**The request:**
Set down each record below precisely, skipping the pictures.

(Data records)

--- --- ---

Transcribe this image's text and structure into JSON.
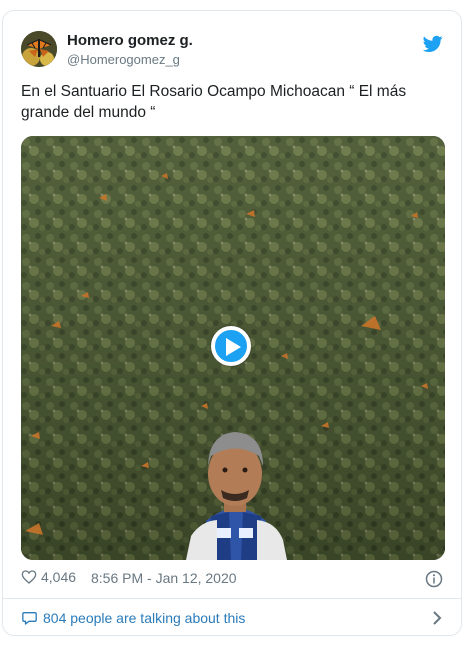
{
  "tweet": {
    "display_name": "Homero gomez g.",
    "handle": "@Homerogomez_g",
    "text": "En el Santuario El Rosario Ocampo Michoacan “ El más grande del mundo “",
    "likes": "4,046",
    "timestamp": "8:56 PM - Jan 12, 2020",
    "talking": "804 people are talking about this"
  },
  "colors": {
    "accent": "#1da1f2",
    "link": "#2b7bb9",
    "muted": "#697882",
    "border": "#e1e8ed"
  },
  "icons": {
    "brand": "twitter-bird-icon",
    "play": "play-icon",
    "like": "heart-icon",
    "info": "info-icon",
    "reply": "speech-bubble-icon",
    "more": "chevron-right-icon"
  }
}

--- --- ---

**Finished answer:**
Transcribe this image's text and structure into JSON.
{
  "tweet": {
    "display_name": "Homero gomez g.",
    "handle": "@Homerogomez_g",
    "text": "En el Santuario El Rosario Ocampo Michoacan “ El más grande del mundo “",
    "likes": "4,046",
    "timestamp": "8:56 PM - Jan 12, 2020",
    "talking": "804 people are talking about this"
  },
  "colors": {
    "accent": "#1da1f2",
    "link": "#2b7bb9",
    "muted": "#697882",
    "border": "#e1e8ed"
  },
  "icons": {
    "brand": "twitter-bird-icon",
    "play": "play-icon",
    "like": "heart-icon",
    "info": "info-icon",
    "reply": "speech-bubble-icon",
    "more": "chevron-right-icon"
  }
}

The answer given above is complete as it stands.